Problem requirements >> Take the entries below and print all of them exactly, please.

Supplied information >>
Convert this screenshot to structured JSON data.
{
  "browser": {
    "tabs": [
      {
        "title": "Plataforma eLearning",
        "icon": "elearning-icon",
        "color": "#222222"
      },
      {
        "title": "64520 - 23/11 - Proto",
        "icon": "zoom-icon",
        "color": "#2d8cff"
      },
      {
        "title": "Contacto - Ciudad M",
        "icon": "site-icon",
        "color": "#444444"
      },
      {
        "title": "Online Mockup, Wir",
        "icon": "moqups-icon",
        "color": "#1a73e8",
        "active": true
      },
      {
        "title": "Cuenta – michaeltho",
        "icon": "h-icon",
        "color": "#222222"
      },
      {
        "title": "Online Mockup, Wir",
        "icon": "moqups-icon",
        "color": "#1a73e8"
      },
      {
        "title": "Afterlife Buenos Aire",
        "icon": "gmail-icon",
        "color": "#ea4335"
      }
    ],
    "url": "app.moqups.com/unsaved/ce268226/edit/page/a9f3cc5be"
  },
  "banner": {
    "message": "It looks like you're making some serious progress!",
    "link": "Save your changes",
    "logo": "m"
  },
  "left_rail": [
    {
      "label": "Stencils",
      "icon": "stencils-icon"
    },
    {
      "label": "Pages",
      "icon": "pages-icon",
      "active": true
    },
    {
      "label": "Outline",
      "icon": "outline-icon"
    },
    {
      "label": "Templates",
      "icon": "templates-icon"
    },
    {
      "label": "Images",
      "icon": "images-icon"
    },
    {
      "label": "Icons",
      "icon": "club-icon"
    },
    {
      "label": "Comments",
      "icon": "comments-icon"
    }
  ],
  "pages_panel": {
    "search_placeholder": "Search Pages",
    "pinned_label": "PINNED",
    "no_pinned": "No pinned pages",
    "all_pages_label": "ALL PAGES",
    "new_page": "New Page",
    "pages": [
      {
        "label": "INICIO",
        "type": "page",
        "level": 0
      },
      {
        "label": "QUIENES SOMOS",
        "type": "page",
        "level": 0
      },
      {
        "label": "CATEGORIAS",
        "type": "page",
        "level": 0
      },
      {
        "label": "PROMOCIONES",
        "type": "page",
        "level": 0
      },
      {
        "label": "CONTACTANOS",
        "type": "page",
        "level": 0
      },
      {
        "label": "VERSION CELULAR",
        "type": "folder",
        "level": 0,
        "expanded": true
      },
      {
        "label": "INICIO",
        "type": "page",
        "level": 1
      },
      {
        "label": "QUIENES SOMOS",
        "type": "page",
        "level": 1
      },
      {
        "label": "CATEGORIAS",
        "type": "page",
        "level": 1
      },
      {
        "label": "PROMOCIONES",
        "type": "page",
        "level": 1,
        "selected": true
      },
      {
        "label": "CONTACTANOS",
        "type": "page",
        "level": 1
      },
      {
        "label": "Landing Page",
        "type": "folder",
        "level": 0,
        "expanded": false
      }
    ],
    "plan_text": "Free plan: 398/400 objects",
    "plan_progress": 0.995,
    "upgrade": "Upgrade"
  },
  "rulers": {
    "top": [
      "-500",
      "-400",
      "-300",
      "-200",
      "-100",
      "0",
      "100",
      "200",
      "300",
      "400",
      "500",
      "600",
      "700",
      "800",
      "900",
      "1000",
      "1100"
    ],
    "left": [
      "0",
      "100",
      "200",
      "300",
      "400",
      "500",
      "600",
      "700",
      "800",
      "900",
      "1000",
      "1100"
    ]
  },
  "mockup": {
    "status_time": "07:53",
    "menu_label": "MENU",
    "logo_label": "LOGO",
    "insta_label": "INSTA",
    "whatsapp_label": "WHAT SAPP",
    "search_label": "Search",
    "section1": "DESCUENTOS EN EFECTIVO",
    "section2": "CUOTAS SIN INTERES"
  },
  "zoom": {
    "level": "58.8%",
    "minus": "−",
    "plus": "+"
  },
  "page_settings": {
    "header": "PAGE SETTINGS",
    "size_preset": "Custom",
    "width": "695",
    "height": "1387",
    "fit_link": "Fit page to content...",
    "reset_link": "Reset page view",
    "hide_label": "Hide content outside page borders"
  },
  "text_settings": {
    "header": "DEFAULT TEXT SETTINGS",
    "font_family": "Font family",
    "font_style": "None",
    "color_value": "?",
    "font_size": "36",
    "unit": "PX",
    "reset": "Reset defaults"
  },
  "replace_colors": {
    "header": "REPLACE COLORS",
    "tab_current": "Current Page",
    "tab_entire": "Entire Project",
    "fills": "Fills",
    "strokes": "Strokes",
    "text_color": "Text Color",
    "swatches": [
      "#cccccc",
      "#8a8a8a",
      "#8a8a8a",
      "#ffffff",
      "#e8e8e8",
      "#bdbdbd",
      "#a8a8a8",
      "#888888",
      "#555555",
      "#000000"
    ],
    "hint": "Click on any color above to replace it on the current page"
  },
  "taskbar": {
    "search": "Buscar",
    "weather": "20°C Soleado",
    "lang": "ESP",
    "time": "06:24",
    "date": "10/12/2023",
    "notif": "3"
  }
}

Reply >>
Convert this screenshot to structured JSON data.
{
  "browser": {
    "tabs": [
      {
        "title": "Plataforma eLearning",
        "icon": "elearning-icon",
        "color": "#222222"
      },
      {
        "title": "64520 - 23/11 - Proto",
        "icon": "zoom-icon",
        "color": "#2d8cff"
      },
      {
        "title": "Contacto - Ciudad M",
        "icon": "site-icon",
        "color": "#444444"
      },
      {
        "title": "Online Mockup, Wir",
        "icon": "moqups-icon",
        "color": "#1a73e8",
        "active": true
      },
      {
        "title": "Cuenta – michaeltho",
        "icon": "h-icon",
        "color": "#222222"
      },
      {
        "title": "Online Mockup, Wir",
        "icon": "moqups-icon",
        "color": "#1a73e8"
      },
      {
        "title": "Afterlife Buenos Aire",
        "icon": "gmail-icon",
        "color": "#ea4335"
      }
    ],
    "url": "app.moqups.com/unsaved/ce268226/edit/page/a9f3cc5be"
  },
  "banner": {
    "message": "It looks like you're making some serious progress!",
    "link": "Save your changes",
    "logo": "m"
  },
  "left_rail": [
    {
      "label": "Stencils",
      "icon": "stencils-icon"
    },
    {
      "label": "Pages",
      "icon": "pages-icon",
      "active": true
    },
    {
      "label": "Outline",
      "icon": "outline-icon"
    },
    {
      "label": "Templates",
      "icon": "templates-icon"
    },
    {
      "label": "Images",
      "icon": "images-icon"
    },
    {
      "label": "Icons",
      "icon": "club-icon"
    },
    {
      "label": "Comments",
      "icon": "comments-icon"
    }
  ],
  "pages_panel": {
    "search_placeholder": "Search Pages",
    "pinned_label": "PINNED",
    "no_pinned": "No pinned pages",
    "all_pages_label": "ALL PAGES",
    "new_page": "New Page",
    "pages": [
      {
        "label": "INICIO",
        "type": "page",
        "level": 0
      },
      {
        "label": "QUIENES SOMOS",
        "type": "page",
        "level": 0
      },
      {
        "label": "CATEGORIAS",
        "type": "page",
        "level": 0
      },
      {
        "label": "PROMOCIONES",
        "type": "page",
        "level": 0
      },
      {
        "label": "CONTACTANOS",
        "type": "page",
        "level": 0
      },
      {
        "label": "VERSION CELULAR",
        "type": "folder",
        "level": 0,
        "expanded": true
      },
      {
        "label": "INICIO",
        "type": "page",
        "level": 1
      },
      {
        "label": "QUIENES SOMOS",
        "type": "page",
        "level": 1
      },
      {
        "label": "CATEGORIAS",
        "type": "page",
        "level": 1
      },
      {
        "label": "PROMOCIONES",
        "type": "page",
        "level": 1,
        "selected": true
      },
      {
        "label": "CONTACTANOS",
        "type": "page",
        "level": 1
      },
      {
        "label": "Landing Page",
        "type": "folder",
        "level": 0,
        "expanded": false
      }
    ],
    "plan_text": "Free plan: 398/400 objects",
    "plan_progress": 0.995,
    "upgrade": "Upgrade"
  },
  "rulers": {
    "top": [
      "-500",
      "-400",
      "-300",
      "-200",
      "-100",
      "0",
      "100",
      "200",
      "300",
      "400",
      "500",
      "600",
      "700",
      "800",
      "900",
      "1000",
      "1100"
    ],
    "left": [
      "0",
      "100",
      "200",
      "300",
      "400",
      "500",
      "600",
      "700",
      "800",
      "900",
      "1000",
      "1100"
    ]
  },
  "mockup": {
    "status_time": "07:53",
    "menu_label": "MENU",
    "logo_label": "LOGO",
    "insta_label": "INSTA",
    "whatsapp_label": "WHAT SAPP",
    "search_label": "Search",
    "section1": "DESCUENTOS EN EFECTIVO",
    "section2": "CUOTAS SIN INTERES"
  },
  "zoom": {
    "level": "58.8%",
    "minus": "−",
    "plus": "+"
  },
  "page_settings": {
    "header": "PAGE SETTINGS",
    "size_preset": "Custom",
    "width": "695",
    "height": "1387",
    "fit_link": "Fit page to content...",
    "reset_link": "Reset page view",
    "hide_label": "Hide content outside page borders"
  },
  "text_settings": {
    "header": "DEFAULT TEXT SETTINGS",
    "font_family": "Font family",
    "font_style": "None",
    "color_value": "?",
    "font_size": "36",
    "unit": "PX",
    "reset": "Reset defaults"
  },
  "replace_colors": {
    "header": "REPLACE COLORS",
    "tab_current": "Current Page",
    "tab_entire": "Entire Project",
    "fills": "Fills",
    "strokes": "Strokes",
    "text_color": "Text Color",
    "swatches": [
      "#cccccc",
      "#8a8a8a",
      "#8a8a8a",
      "#ffffff",
      "#e8e8e8",
      "#bdbdbd",
      "#a8a8a8",
      "#888888",
      "#555555",
      "#000000"
    ],
    "hint": "Click on any color above to replace it on the current page"
  },
  "taskbar": {
    "search": "Buscar",
    "weather": "20°C Soleado",
    "lang": "ESP",
    "time": "06:24",
    "date": "10/12/2023",
    "notif": "3"
  }
}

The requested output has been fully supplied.